_Directions for this task_: Write out the lines word for word, from the first one up to and including the line containing "toc-entry-page: 336 — [549, 148, 570, 163]".

- - - -

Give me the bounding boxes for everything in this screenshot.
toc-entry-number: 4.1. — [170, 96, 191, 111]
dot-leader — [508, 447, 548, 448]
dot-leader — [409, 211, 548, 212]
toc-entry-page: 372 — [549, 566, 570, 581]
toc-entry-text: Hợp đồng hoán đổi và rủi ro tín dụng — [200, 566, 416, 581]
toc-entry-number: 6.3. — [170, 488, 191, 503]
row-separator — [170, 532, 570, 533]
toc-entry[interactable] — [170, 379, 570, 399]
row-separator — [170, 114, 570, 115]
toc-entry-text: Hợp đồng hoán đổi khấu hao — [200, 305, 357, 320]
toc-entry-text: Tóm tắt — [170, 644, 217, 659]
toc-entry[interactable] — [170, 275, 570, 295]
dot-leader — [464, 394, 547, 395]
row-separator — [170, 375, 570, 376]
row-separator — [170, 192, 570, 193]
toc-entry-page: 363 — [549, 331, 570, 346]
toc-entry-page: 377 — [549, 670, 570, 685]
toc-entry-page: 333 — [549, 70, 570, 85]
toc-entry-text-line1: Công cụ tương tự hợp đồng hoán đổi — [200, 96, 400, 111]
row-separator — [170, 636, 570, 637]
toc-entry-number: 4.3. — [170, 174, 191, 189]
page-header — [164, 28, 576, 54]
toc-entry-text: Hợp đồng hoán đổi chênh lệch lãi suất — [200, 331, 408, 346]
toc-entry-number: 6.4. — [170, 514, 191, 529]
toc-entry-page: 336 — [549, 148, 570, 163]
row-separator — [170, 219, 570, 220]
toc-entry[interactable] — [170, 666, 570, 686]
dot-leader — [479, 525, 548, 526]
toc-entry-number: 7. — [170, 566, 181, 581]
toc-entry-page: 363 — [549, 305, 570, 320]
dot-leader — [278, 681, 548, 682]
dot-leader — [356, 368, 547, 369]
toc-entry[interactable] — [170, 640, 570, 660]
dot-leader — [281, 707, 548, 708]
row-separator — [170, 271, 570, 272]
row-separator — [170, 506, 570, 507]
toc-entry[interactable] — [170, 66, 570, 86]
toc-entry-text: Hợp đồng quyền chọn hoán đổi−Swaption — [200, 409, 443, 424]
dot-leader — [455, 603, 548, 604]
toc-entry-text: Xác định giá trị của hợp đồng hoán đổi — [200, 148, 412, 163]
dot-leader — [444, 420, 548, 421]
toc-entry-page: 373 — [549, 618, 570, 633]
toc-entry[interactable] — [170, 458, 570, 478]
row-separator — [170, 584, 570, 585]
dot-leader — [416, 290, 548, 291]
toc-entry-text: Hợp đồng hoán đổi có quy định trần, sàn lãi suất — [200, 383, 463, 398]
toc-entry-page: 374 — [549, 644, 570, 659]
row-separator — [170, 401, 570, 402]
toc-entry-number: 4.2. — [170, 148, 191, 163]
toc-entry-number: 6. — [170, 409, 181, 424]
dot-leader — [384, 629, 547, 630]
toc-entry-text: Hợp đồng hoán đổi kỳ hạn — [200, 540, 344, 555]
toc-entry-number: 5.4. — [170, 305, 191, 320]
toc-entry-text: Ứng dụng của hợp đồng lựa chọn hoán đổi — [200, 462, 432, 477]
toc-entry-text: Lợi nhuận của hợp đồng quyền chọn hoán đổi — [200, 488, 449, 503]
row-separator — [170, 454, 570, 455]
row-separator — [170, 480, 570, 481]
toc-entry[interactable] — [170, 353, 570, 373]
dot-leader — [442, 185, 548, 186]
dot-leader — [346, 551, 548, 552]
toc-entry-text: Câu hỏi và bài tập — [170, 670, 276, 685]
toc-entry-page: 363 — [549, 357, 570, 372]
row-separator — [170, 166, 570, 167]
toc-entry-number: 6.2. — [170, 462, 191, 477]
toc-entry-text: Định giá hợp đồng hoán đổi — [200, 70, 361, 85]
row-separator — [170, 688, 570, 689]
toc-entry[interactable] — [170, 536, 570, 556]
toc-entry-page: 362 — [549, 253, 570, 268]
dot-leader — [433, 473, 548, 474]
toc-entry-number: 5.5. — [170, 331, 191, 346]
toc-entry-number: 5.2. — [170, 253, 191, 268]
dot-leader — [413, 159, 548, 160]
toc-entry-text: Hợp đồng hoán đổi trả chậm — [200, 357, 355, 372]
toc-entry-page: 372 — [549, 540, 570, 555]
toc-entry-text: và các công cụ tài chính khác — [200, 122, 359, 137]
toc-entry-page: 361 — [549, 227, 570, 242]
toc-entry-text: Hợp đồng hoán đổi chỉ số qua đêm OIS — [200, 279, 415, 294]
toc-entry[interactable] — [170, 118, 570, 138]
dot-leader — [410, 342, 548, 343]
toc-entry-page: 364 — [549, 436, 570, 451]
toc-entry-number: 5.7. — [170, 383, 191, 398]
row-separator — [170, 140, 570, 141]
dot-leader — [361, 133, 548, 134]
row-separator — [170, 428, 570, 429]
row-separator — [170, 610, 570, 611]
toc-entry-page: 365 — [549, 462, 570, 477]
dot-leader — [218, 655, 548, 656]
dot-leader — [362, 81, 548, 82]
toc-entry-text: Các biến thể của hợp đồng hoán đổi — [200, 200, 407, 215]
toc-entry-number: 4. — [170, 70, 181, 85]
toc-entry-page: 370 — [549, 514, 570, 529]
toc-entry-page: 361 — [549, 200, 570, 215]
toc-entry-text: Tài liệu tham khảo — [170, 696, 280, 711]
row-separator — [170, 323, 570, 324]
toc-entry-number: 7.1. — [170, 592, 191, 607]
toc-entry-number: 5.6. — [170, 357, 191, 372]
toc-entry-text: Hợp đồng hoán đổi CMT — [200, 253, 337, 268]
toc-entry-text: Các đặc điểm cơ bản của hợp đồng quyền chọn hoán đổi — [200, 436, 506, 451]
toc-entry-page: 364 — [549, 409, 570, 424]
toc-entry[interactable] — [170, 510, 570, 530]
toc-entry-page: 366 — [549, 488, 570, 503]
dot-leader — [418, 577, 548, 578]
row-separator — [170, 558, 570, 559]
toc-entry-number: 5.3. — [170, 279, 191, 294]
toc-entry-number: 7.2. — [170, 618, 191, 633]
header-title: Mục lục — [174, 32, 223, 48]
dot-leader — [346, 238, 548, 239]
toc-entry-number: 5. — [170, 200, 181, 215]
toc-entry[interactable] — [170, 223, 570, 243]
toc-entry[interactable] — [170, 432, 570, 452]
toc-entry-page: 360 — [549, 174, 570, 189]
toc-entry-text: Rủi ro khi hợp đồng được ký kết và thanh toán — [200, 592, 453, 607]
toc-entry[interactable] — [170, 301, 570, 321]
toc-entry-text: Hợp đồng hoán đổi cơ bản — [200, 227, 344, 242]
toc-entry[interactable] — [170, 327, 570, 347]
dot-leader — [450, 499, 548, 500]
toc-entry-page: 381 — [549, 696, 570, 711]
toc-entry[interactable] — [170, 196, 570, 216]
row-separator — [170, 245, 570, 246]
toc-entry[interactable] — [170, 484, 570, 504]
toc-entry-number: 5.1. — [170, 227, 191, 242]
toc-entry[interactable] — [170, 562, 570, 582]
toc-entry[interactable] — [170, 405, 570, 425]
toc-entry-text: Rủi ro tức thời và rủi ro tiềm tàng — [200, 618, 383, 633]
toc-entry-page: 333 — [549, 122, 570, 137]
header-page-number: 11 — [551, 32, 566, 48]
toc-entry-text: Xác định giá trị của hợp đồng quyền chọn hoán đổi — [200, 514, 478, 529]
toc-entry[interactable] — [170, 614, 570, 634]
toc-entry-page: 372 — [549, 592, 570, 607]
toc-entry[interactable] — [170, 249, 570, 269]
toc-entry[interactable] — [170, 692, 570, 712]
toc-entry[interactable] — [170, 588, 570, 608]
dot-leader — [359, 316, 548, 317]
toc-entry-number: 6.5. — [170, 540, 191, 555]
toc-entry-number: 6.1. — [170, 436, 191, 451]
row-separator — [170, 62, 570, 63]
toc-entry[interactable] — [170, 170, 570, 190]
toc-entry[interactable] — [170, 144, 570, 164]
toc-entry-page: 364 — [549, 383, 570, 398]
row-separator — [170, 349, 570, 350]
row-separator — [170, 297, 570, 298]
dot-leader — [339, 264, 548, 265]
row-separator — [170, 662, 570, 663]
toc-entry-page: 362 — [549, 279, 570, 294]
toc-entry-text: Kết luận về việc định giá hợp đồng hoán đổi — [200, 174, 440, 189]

- - - -

_Answer to this exercise_:
Give me the bounding boxes for everything in this screenshot.
toc-entry-number: 4.1. — [170, 96, 191, 111]
dot-leader — [508, 447, 548, 448]
dot-leader — [409, 211, 548, 212]
toc-entry-page: 372 — [549, 566, 570, 581]
toc-entry-text: Hợp đồng hoán đổi và rủi ro tín dụng — [200, 566, 416, 581]
toc-entry-number: 6.3. — [170, 488, 191, 503]
row-separator — [170, 532, 570, 533]
toc-entry[interactable] — [170, 379, 570, 399]
row-separator — [170, 114, 570, 115]
toc-entry-text: Hợp đồng hoán đổi khấu hao — [200, 305, 357, 320]
toc-entry-text: Tóm tắt — [170, 644, 217, 659]
toc-entry[interactable] — [170, 275, 570, 295]
dot-leader — [464, 394, 547, 395]
row-separator — [170, 375, 570, 376]
row-separator — [170, 192, 570, 193]
toc-entry-page: 363 — [549, 331, 570, 346]
toc-entry-page: 377 — [549, 670, 570, 685]
toc-entry-page: 333 — [549, 70, 570, 85]
toc-entry-text-line1: Công cụ tương tự hợp đồng hoán đổi — [200, 96, 400, 111]
row-separator — [170, 636, 570, 637]
toc-entry-number: 4.3. — [170, 174, 191, 189]
page-header — [164, 28, 576, 54]
toc-entry-text: Hợp đồng hoán đổi chênh lệch lãi suất — [200, 331, 408, 346]
toc-entry-number: 6.4. — [170, 514, 191, 529]
toc-entry-page: 336 — [549, 148, 570, 163]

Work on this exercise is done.